GIVEN INSTRUCTION: Only a number is wanted: how many lines in the listing contain the word "Read"?
----- EXTRACTED ENTRIES -----
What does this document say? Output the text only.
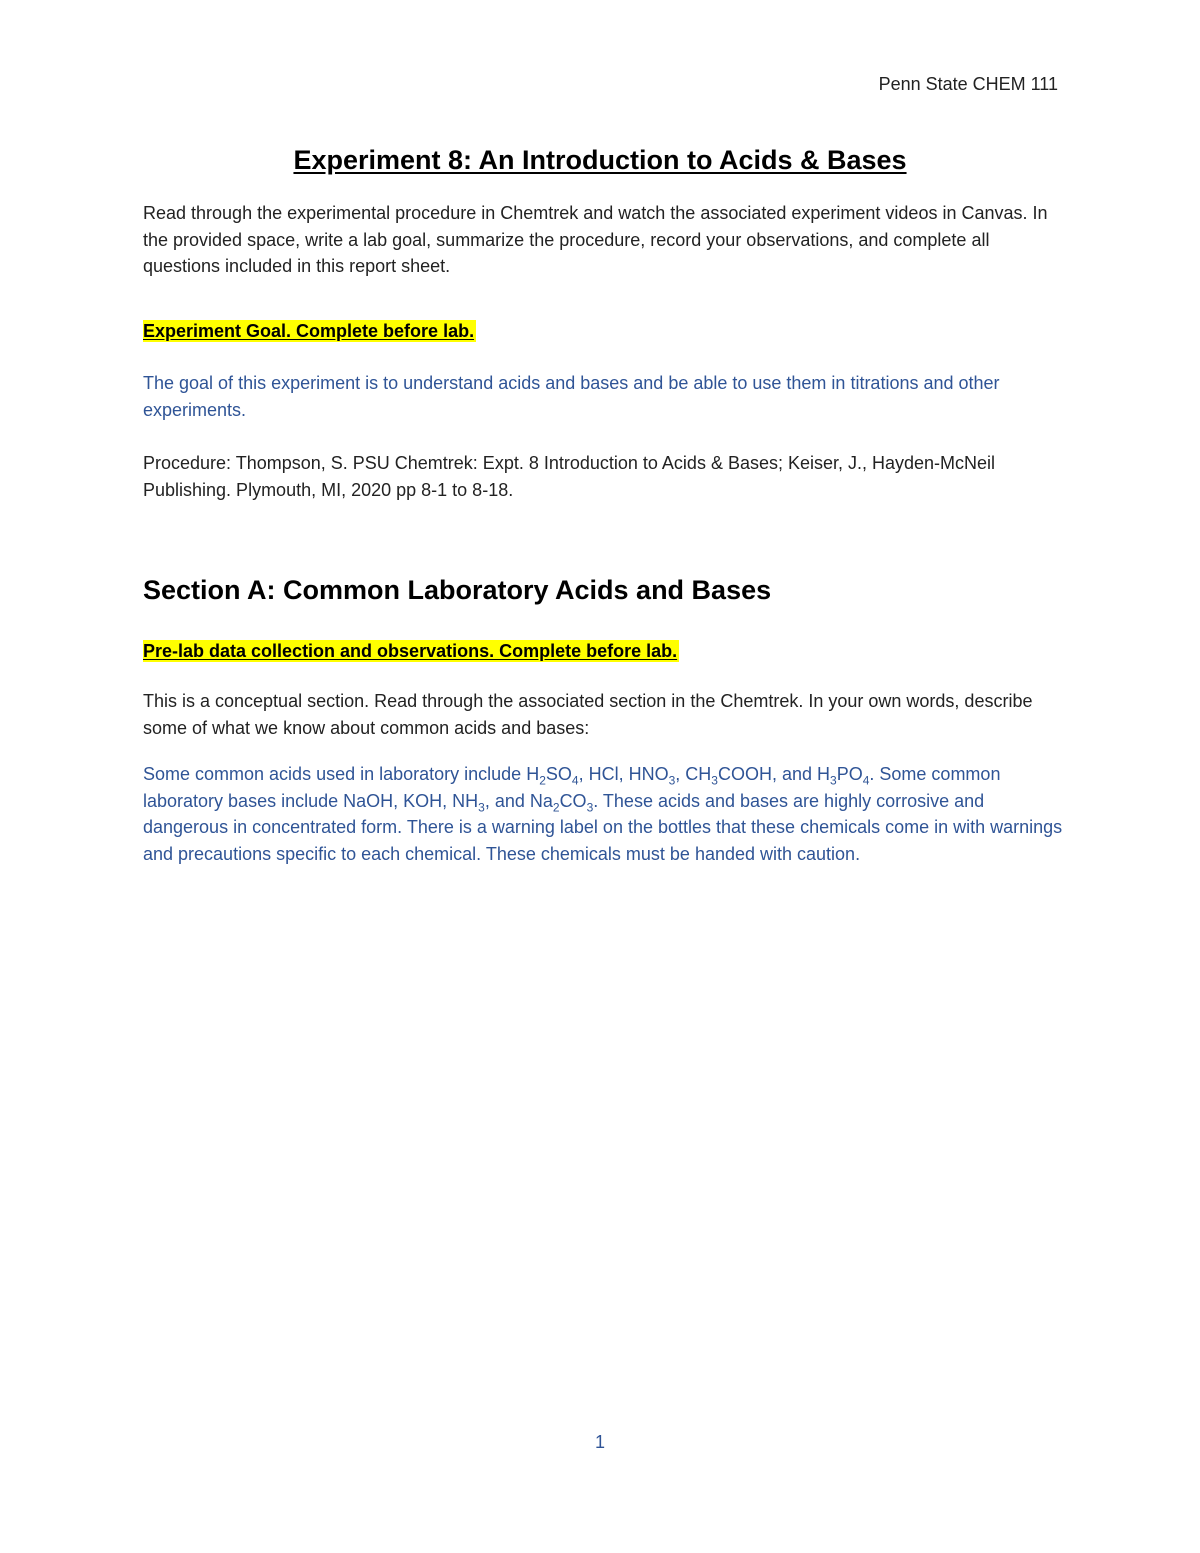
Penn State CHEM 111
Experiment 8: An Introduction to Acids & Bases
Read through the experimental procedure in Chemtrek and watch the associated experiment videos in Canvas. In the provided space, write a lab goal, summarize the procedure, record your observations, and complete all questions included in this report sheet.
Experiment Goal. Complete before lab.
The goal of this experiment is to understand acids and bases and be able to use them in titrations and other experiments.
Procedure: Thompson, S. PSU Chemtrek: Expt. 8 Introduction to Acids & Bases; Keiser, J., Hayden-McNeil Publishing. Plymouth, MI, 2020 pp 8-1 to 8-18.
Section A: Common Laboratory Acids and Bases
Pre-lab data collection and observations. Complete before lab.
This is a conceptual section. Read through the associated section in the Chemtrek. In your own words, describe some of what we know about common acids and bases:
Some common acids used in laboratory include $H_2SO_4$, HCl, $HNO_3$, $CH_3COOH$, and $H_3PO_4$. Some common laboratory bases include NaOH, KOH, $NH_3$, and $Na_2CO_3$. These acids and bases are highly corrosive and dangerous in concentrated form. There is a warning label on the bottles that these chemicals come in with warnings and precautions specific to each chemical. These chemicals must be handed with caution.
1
-----
RESPONSE TO THIS EXERCISE: 2